Provided text:
--- Begin ---
The Diensteinheit IX () was a special and covert counter-terrorism unit of the German Democratic Republic Volkspolizei. It was not the same as the 9. Volkspolizei-Kompanie (English: 9th People's Police Company) since its structure was meant to handle anti-riot duties in East Germany.

History
The Munich massacre in 1972 and the increasing crime in East German cities led to initial attempts to create specialized police units in East Germany. With the establishment of the GSG 9 and Spezialeinsatzkommandos (SEK) in the early 1970s in West Germany, the Government of the German Democratic Republic (East Germany) initiated the creation of a similar unit. Since no comparable force existed in East Germany at that time, it had to be created from scratch, i.e. from intelligence reports about Western and Soviet special forces units.

The unit had been created in 1973 with provisional units before it was fully established in 1974 by Ernst Fabian with 30 men initially under the unit, being involved in the security of the Leipzig Fair. The unit was also armed with West German-made small arms and equipment.

In the 1980s, DIX operators were involved in hunting down known sex offenders in the Babelsberg district of Potsdam.

Upon German reunion in 1990, some members of the Diensteinheit IX were merged into the Spezialeinsatzkommandos of West Germany after thorough political evaluation procedures, such as with SEK units in Mecklenburg-Vorpommern and in Sachsen-Anhalt.
--- End ---
Data:
--- Begin ---
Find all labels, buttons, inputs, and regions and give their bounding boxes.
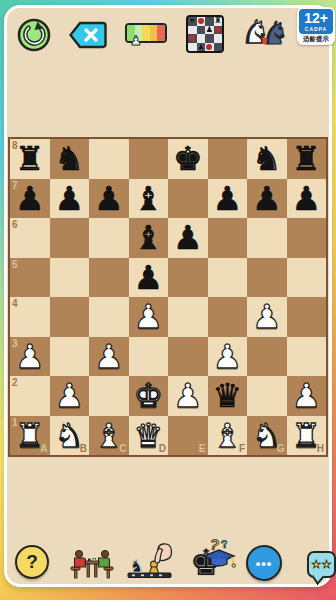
--- End ---
Problems to work on:
a. Retype the passage from the Diensteinheit IX text, starting at "The unit had" and ending at "and in Sachsen-Anhalt.".
b. In the Diensteinheit IX text, how many men did the unit start with when Ernst Fabian fully established it in 1974?

Solutions to the tasks:
a.
The unit had been created in 1973 with provisional units before it was fully established in 1974 by Ernst Fabian with 30 men initially under the unit, being involved in the security of the Leipzig Fair. The unit was also armed with West German-made small arms and equipment.

In the 1980s, DIX operators were involved in hunting down known sex offenders in the Babelsberg district of Potsdam.

Upon German reunion in 1990, some members of the Diensteinheit IX were merged into the Spezialeinsatzkommandos of West Germany after thorough political evaluation procedures, such as with SEK units in Mecklenburg-Vorpommern and in Sachsen-Anhalt.

b. 30 men.